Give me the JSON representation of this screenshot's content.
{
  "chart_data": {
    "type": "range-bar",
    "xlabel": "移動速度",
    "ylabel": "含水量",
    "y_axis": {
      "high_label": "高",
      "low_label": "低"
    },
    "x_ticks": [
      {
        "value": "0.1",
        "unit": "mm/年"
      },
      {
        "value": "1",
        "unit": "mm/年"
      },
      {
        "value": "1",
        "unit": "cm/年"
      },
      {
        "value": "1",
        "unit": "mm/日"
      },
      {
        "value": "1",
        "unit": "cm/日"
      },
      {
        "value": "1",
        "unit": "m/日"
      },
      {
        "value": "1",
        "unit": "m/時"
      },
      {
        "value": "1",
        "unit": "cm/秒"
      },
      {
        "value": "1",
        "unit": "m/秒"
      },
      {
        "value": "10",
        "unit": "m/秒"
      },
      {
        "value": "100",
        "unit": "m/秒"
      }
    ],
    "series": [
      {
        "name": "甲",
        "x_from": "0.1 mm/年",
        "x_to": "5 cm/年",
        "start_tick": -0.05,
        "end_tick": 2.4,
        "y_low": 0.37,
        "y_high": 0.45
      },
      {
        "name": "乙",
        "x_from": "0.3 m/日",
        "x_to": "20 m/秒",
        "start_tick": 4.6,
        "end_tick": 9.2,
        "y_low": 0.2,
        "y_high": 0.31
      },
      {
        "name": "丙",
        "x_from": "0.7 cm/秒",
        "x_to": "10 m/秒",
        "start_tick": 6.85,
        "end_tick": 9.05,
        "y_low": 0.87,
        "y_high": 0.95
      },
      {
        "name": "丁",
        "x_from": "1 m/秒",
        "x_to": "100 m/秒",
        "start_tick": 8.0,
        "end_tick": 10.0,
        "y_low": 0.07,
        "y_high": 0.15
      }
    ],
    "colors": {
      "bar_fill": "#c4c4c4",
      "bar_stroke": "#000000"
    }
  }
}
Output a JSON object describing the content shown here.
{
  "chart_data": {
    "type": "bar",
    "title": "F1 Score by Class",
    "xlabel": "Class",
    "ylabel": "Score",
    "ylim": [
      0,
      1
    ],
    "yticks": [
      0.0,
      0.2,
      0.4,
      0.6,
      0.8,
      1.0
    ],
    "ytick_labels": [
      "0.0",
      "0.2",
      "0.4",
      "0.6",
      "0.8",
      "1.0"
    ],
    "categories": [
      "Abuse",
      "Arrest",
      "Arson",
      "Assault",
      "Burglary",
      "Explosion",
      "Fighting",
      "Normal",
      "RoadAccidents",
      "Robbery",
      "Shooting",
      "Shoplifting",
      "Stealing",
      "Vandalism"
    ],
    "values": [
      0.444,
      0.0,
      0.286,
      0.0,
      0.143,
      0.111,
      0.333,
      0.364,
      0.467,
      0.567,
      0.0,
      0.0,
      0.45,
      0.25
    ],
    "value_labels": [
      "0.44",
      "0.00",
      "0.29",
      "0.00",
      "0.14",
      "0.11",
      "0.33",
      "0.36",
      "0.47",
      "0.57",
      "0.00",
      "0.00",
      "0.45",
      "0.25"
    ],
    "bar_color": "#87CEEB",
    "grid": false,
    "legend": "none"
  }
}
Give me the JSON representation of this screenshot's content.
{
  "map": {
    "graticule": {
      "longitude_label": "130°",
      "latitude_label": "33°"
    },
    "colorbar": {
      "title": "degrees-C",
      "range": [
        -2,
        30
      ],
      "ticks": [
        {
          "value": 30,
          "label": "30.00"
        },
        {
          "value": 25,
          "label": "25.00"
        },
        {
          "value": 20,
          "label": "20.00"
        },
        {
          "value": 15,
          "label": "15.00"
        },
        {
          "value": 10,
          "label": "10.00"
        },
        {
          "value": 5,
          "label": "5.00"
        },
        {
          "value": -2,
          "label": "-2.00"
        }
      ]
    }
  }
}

_ _ _ _

- GOAL -
Reproduce the full listing exactly.

- SOLUTION -
Give me the JSON representation of this screenshot's content.
{
  "chart_data": {
    "type": "range-bar",
    "xlabel": "移動速度",
    "ylabel": "含水量",
    "y_axis": {
      "high_label": "高",
      "low_label": "低"
    },
    "x_ticks": [
      {
        "value": "0.1",
        "unit": "mm/年"
      },
      {
        "value": "1",
        "unit": "mm/年"
      },
      {
        "value": "1",
        "unit": "cm/年"
      },
      {
        "value": "1",
        "unit": "mm/日"
      },
      {
        "value": "1",
        "unit": "cm/日"
      },
      {
        "value": "1",
        "unit": "m/日"
      },
      {
        "value": "1",
        "unit": "m/時"
      },
      {
        "value": "1",
        "unit": "cm/秒"
      },
      {
        "value": "1",
        "unit": "m/秒"
      },
      {
        "value": "10",
        "unit": "m/秒"
      },
      {
        "value": "100",
        "unit": "m/秒"
      }
    ],
    "series": [
      {
        "name": "甲",
        "x_from": "0.1 mm/年",
        "x_to": "5 cm/年",
        "start_tick": -0.05,
        "end_tick": 2.4,
        "y_low": 0.37,
        "y_high": 0.45
      },
      {
        "name": "乙",
        "x_from": "0.3 m/日",
        "x_to": "20 m/秒",
        "start_tick": 4.6,
        "end_tick": 9.2,
        "y_low": 0.2,
        "y_high": 0.31
      },
      {
        "name": "丙",
        "x_from": "0.7 cm/秒",
        "x_to": "10 m/秒",
        "start_tick": 6.85,
        "end_tick": 9.05,
        "y_low": 0.87,
        "y_high": 0.95
      },
      {
        "name": "丁",
        "x_from": "1 m/秒",
        "x_to": "100 m/秒",
        "start_tick": 8.0,
        "end_tick": 10.0,
        "y_low": 0.07,
        "y_high": 0.15
      }
    ],
    "colors": {
      "bar_fill": "#c4c4c4",
      "bar_stroke": "#000000"
    }
  }
}
Output a JSON object describing the content shown here.
{
  "chart_data": {
    "type": "bar",
    "title": "F1 Score by Class",
    "xlabel": "Class",
    "ylabel": "Score",
    "ylim": [
      0,
      1
    ],
    "yticks": [
      0.0,
      0.2,
      0.4,
      0.6,
      0.8,
      1.0
    ],
    "ytick_labels": [
      "0.0",
      "0.2",
      "0.4",
      "0.6",
      "0.8",
      "1.0"
    ],
    "categories": [
      "Abuse",
      "Arrest",
      "Arson",
      "Assault",
      "Burglary",
      "Explosion",
      "Fighting",
      "Normal",
      "RoadAccidents",
      "Robbery",
      "Shooting",
      "Shoplifting",
      "Stealing",
      "Vandalism"
    ],
    "values": [
      0.444,
      0.0,
      0.286,
      0.0,
      0.143,
      0.111,
      0.333,
      0.364,
      0.467,
      0.567,
      0.0,
      0.0,
      0.45,
      0.25
    ],
    "value_labels": [
      "0.44",
      "0.00",
      "0.29",
      "0.00",
      "0.14",
      "0.11",
      "0.33",
      "0.36",
      "0.47",
      "0.57",
      "0.00",
      "0.00",
      "0.45",
      "0.25"
    ],
    "bar_color": "#87CEEB",
    "grid": false,
    "legend": "none"
  }
}
Give me the JSON representation of this screenshot's content.
{
  "map": {
    "graticule": {
      "longitude_label": "130°",
      "latitude_label": "33°"
    },
    "colorbar": {
      "title": "degrees-C",
      "range": [
        -2,
        30
      ],
      "ticks": [
        {
          "value": 30,
          "label": "30.00"
        },
        {
          "value": 25,
          "label": "25.00"
        },
        {
          "value": 20,
          "label": "20.00"
        },
        {
          "value": 15,
          "label": "15.00"
        },
        {
          "value": 10,
          "label": "10.00"
        },
        {
          "value": 5,
          "label": "5.00"
        },
        {
          "value": -2,
          "label": "-2.00"
        }
      ]
    }
  }
}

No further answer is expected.